> GOAL OF THE EXERCISE
Write out all entries word for word.

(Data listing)
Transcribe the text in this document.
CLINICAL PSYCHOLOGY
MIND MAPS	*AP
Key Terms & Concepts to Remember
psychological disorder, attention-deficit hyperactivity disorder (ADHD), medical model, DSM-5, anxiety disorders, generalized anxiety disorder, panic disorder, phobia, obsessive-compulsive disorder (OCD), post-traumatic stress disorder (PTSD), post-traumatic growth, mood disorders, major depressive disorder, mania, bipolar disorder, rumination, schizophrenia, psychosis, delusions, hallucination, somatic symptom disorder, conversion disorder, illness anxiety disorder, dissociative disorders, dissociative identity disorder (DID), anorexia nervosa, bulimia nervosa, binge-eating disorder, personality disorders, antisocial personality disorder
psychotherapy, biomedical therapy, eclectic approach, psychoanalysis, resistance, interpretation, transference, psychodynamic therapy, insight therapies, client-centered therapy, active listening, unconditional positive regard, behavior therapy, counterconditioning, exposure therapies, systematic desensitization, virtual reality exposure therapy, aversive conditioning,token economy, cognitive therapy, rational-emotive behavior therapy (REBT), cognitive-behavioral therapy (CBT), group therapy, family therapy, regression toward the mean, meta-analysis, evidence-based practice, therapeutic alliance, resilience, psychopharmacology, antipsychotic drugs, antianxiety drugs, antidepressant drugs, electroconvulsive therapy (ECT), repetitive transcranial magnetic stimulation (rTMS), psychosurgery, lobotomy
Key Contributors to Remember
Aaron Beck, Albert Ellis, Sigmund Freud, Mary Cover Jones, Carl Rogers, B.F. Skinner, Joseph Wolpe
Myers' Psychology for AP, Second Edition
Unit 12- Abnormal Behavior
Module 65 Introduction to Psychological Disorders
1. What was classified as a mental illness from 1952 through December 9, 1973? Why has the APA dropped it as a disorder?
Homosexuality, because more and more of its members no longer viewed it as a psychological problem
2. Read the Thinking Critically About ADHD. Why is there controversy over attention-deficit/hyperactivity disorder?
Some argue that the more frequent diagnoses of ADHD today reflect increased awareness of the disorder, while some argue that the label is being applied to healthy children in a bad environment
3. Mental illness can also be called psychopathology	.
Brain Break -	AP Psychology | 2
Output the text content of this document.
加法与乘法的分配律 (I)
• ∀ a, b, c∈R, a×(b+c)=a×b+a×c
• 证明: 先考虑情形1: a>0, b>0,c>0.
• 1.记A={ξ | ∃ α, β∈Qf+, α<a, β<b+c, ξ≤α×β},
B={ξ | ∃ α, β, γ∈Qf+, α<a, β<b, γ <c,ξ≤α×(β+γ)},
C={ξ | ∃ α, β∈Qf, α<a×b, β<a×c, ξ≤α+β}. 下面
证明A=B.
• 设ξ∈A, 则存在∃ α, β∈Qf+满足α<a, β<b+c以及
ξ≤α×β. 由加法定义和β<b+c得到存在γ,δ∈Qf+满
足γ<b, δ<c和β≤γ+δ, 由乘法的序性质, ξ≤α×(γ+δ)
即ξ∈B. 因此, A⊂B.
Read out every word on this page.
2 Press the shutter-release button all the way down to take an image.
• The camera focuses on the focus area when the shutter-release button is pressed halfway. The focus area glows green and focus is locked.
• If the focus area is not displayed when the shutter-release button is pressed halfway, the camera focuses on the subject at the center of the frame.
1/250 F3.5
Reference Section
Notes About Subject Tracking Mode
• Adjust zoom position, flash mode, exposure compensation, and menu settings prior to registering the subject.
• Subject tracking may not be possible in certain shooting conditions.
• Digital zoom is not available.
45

> FULL SOLUTION
Transcribe the text in this document.
CLINICAL PSYCHOLOGY
MIND MAPS	*AP
Key Terms & Concepts to Remember
psychological disorder, attention-deficit hyperactivity disorder (ADHD), medical model, DSM-5, anxiety disorders, generalized anxiety disorder, panic disorder, phobia, obsessive-compulsive disorder (OCD), post-traumatic stress disorder (PTSD), post-traumatic growth, mood disorders, major depressive disorder, mania, bipolar disorder, rumination, schizophrenia, psychosis, delusions, hallucination, somatic symptom disorder, conversion disorder, illness anxiety disorder, dissociative disorders, dissociative identity disorder (DID), anorexia nervosa, bulimia nervosa, binge-eating disorder, personality disorders, antisocial personality disorder
psychotherapy, biomedical therapy, eclectic approach, psychoanalysis, resistance, interpretation, transference, psychodynamic therapy, insight therapies, client-centered therapy, active listening, unconditional positive regard, behavior therapy, counterconditioning, exposure therapies, systematic desensitization, virtual reality exposure therapy, aversive conditioning,token economy, cognitive therapy, rational-emotive behavior therapy (REBT), cognitive-behavioral therapy (CBT), group therapy, family therapy, regression toward the mean, meta-analysis, evidence-based practice, therapeutic alliance, resilience, psychopharmacology, antipsychotic drugs, antianxiety drugs, antidepressant drugs, electroconvulsive therapy (ECT), repetitive transcranial magnetic stimulation (rTMS), psychosurgery, lobotomy
Key Contributors to Remember
Aaron Beck, Albert Ellis, Sigmund Freud, Mary Cover Jones, Carl Rogers, B.F. Skinner, Joseph Wolpe
Myers' Psychology for AP, Second Edition
Unit 12- Abnormal Behavior
Module 65 Introduction to Psychological Disorders
1. What was classified as a mental illness from 1952 through December 9, 1973? Why has the APA dropped it as a disorder?
Homosexuality, because more and more of its members no longer viewed it as a psychological problem
2. Read the Thinking Critically About ADHD. Why is there controversy over attention-deficit/hyperactivity disorder?
Some argue that the more frequent diagnoses of ADHD today reflect increased awareness of the disorder, while some argue that the label is being applied to healthy children in a bad environment
3. Mental illness can also be called psychopathology	.
Brain Break -	AP Psychology | 2
Output the text content of this document.
加法与乘法的分配律 (I)
• ∀ a, b, c∈R, a×(b+c)=a×b+a×c
• 证明: 先考虑情形1: a>0, b>0,c>0.
• 1.记A={ξ | ∃ α, β∈Qf+, α<a, β<b+c, ξ≤α×β},
B={ξ | ∃ α, β, γ∈Qf+, α<a, β<b, γ <c,ξ≤α×(β+γ)},
C={ξ | ∃ α, β∈Qf, α<a×b, β<a×c, ξ≤α+β}. 下面
证明A=B.
• 设ξ∈A, 则存在∃ α, β∈Qf+满足α<a, β<b+c以及
ξ≤α×β. 由加法定义和β<b+c得到存在γ,δ∈Qf+满
足γ<b, δ<c和β≤γ+δ, 由乘法的序性质, ξ≤α×(γ+δ)
即ξ∈B. 因此, A⊂B.
Read out every word on this page.
2 Press the shutter-release button all the way down to take an image.
• The camera focuses on the focus area when the shutter-release button is pressed halfway. The focus area glows green and focus is locked.
• If the focus area is not displayed when the shutter-release button is pressed halfway, the camera focuses on the subject at the center of the frame.
1/250 F3.5
Reference Section
Notes About Subject Tracking Mode
• Adjust zoom position, flash mode, exposure compensation, and menu settings prior to registering the subject.
• Subject tracking may not be possible in certain shooting conditions.
• Digital zoom is not available.
45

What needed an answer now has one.